begin DATASET ENTRIES
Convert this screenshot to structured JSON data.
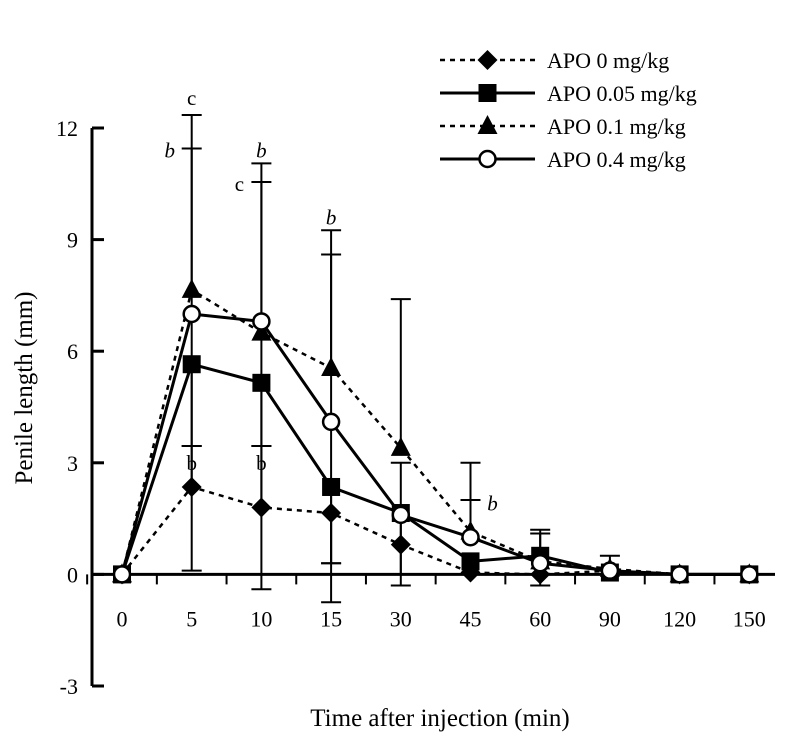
{
  "chart_data": {
    "type": "line",
    "title": "",
    "xlabel": "Time after injection (min)",
    "ylabel": "Penile length (mm)",
    "categories": [
      "0",
      "5",
      "10",
      "15",
      "30",
      "45",
      "60",
      "90",
      "120",
      "150"
    ],
    "ylim": [
      -3,
      12
    ],
    "yticks": [
      -3,
      0,
      3,
      6,
      9,
      12
    ],
    "yticks_labels": [
      "-3",
      "0",
      "3",
      "6",
      "9",
      "12"
    ],
    "grid": false,
    "legend_position": "top-right",
    "series": [
      {
        "name": "APO 0 mg/kg",
        "marker": "diamond",
        "line": "dotted",
        "values": [
          0,
          2.35,
          1.8,
          1.65,
          0.8,
          0.05,
          0.0,
          0.1,
          0,
          0
        ],
        "err_hi": [
          null,
          2.35,
          1.8,
          1.65,
          0.8,
          0.05,
          0.0,
          0.1,
          null,
          null
        ],
        "err_lo": [
          null,
          2.3,
          2.2,
          2.4,
          1.1,
          0.0,
          0.0,
          0.0,
          null,
          null
        ],
        "err_hi_val": [
          null,
          3.45,
          3.45,
          0.3,
          0.8,
          0.05,
          0.0,
          0.1,
          null,
          null
        ]
      },
      {
        "name": "APO 0.05 mg/kg",
        "marker": "square",
        "line": "solid",
        "values": [
          0,
          5.65,
          5.15,
          2.35,
          1.65,
          0.35,
          0.5,
          0.05,
          0,
          0
        ],
        "err_hi_val": [
          null,
          5.65,
          5.15,
          2.35,
          3.0,
          0.35,
          1.1,
          0.05,
          null,
          null
        ],
        "err_lo_val": [
          null,
          3.45,
          3.45,
          -0.75,
          0.0,
          0.35,
          -0.3,
          0.05,
          null,
          null
        ]
      },
      {
        "name": "APO 0.1 mg/kg",
        "marker": "triangle",
        "line": "dotted",
        "values": [
          0,
          7.65,
          6.5,
          5.55,
          3.4,
          1.15,
          0.35,
          0.15,
          0,
          0
        ],
        "err_hi_val": [
          null,
          12.35,
          11.05,
          9.25,
          7.4,
          3.0,
          1.2,
          0.5,
          null,
          null
        ],
        "err_lo_val": [
          null,
          7.65,
          6.5,
          5.55,
          3.4,
          1.15,
          0.35,
          0.15,
          null,
          null
        ]
      },
      {
        "name": "APO 0.4 mg/kg",
        "marker": "circle-open",
        "line": "solid",
        "values": [
          0,
          7.0,
          6.8,
          4.1,
          1.6,
          1.0,
          0.3,
          0.1,
          0,
          0
        ],
        "err_hi_val": [
          null,
          11.45,
          10.55,
          8.6,
          1.6,
          2.0,
          0.3,
          0.1,
          null,
          null
        ],
        "err_lo_val": [
          null,
          0.1,
          -0.4,
          0.3,
          -0.3,
          1.0,
          0.3,
          0.1,
          null,
          null
        ]
      }
    ],
    "annotations": [
      {
        "text": "c",
        "italic": false,
        "x": "5",
        "y": 12.8
      },
      {
        "text": "b",
        "italic": true,
        "x": "5",
        "y": 11.4
      },
      {
        "text": "b",
        "italic": false,
        "x": "5",
        "y": 3.0
      },
      {
        "text": "b",
        "italic": true,
        "x": "10",
        "y": 11.4
      },
      {
        "text": "c",
        "italic": false,
        "x": "10",
        "y": 10.5
      },
      {
        "text": "b",
        "italic": false,
        "x": "10",
        "y": 3.0
      },
      {
        "text": "b",
        "italic": true,
        "x": "15",
        "y": 9.6
      },
      {
        "text": "b",
        "italic": true,
        "x": "45",
        "y": 1.9
      }
    ]
  }
}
end DATASET ENTRIES
WHAT THE EXERCISE ASKS: Reproduce the whole listing above word for word, but not its pictures.

SOLUTION TO THIS TASK:
Convert this screenshot to structured JSON data.
{
  "chart_data": {
    "type": "line",
    "title": "",
    "xlabel": "Time after injection (min)",
    "ylabel": "Penile length (mm)",
    "categories": [
      "0",
      "5",
      "10",
      "15",
      "30",
      "45",
      "60",
      "90",
      "120",
      "150"
    ],
    "ylim": [
      -3,
      12
    ],
    "yticks": [
      -3,
      0,
      3,
      6,
      9,
      12
    ],
    "yticks_labels": [
      "-3",
      "0",
      "3",
      "6",
      "9",
      "12"
    ],
    "grid": false,
    "legend_position": "top-right",
    "series": [
      {
        "name": "APO 0 mg/kg",
        "marker": "diamond",
        "line": "dotted",
        "values": [
          0,
          2.35,
          1.8,
          1.65,
          0.8,
          0.05,
          0.0,
          0.1,
          0,
          0
        ],
        "err_hi": [
          null,
          2.35,
          1.8,
          1.65,
          0.8,
          0.05,
          0.0,
          0.1,
          null,
          null
        ],
        "err_lo": [
          null,
          2.3,
          2.2,
          2.4,
          1.1,
          0.0,
          0.0,
          0.0,
          null,
          null
        ],
        "err_hi_val": [
          null,
          3.45,
          3.45,
          0.3,
          0.8,
          0.05,
          0.0,
          0.1,
          null,
          null
        ]
      },
      {
        "name": "APO 0.05 mg/kg",
        "marker": "square",
        "line": "solid",
        "values": [
          0,
          5.65,
          5.15,
          2.35,
          1.65,
          0.35,
          0.5,
          0.05,
          0,
          0
        ],
        "err_hi_val": [
          null,
          5.65,
          5.15,
          2.35,
          3.0,
          0.35,
          1.1,
          0.05,
          null,
          null
        ],
        "err_lo_val": [
          null,
          3.45,
          3.45,
          -0.75,
          0.0,
          0.35,
          -0.3,
          0.05,
          null,
          null
        ]
      },
      {
        "name": "APO 0.1 mg/kg",
        "marker": "triangle",
        "line": "dotted",
        "values": [
          0,
          7.65,
          6.5,
          5.55,
          3.4,
          1.15,
          0.35,
          0.15,
          0,
          0
        ],
        "err_hi_val": [
          null,
          12.35,
          11.05,
          9.25,
          7.4,
          3.0,
          1.2,
          0.5,
          null,
          null
        ],
        "err_lo_val": [
          null,
          7.65,
          6.5,
          5.55,
          3.4,
          1.15,
          0.35,
          0.15,
          null,
          null
        ]
      },
      {
        "name": "APO 0.4 mg/kg",
        "marker": "circle-open",
        "line": "solid",
        "values": [
          0,
          7.0,
          6.8,
          4.1,
          1.6,
          1.0,
          0.3,
          0.1,
          0,
          0
        ],
        "err_hi_val": [
          null,
          11.45,
          10.55,
          8.6,
          1.6,
          2.0,
          0.3,
          0.1,
          null,
          null
        ],
        "err_lo_val": [
          null,
          0.1,
          -0.4,
          0.3,
          -0.3,
          1.0,
          0.3,
          0.1,
          null,
          null
        ]
      }
    ],
    "annotations": [
      {
        "text": "c",
        "italic": false,
        "x": "5",
        "y": 12.8
      },
      {
        "text": "b",
        "italic": true,
        "x": "5",
        "y": 11.4
      },
      {
        "text": "b",
        "italic": false,
        "x": "5",
        "y": 3.0
      },
      {
        "text": "b",
        "italic": true,
        "x": "10",
        "y": 11.4
      },
      {
        "text": "c",
        "italic": false,
        "x": "10",
        "y": 10.5
      },
      {
        "text": "b",
        "italic": false,
        "x": "10",
        "y": 3.0
      },
      {
        "text": "b",
        "italic": true,
        "x": "15",
        "y": 9.6
      },
      {
        "text": "b",
        "italic": true,
        "x": "45",
        "y": 1.9
      }
    ]
  }
}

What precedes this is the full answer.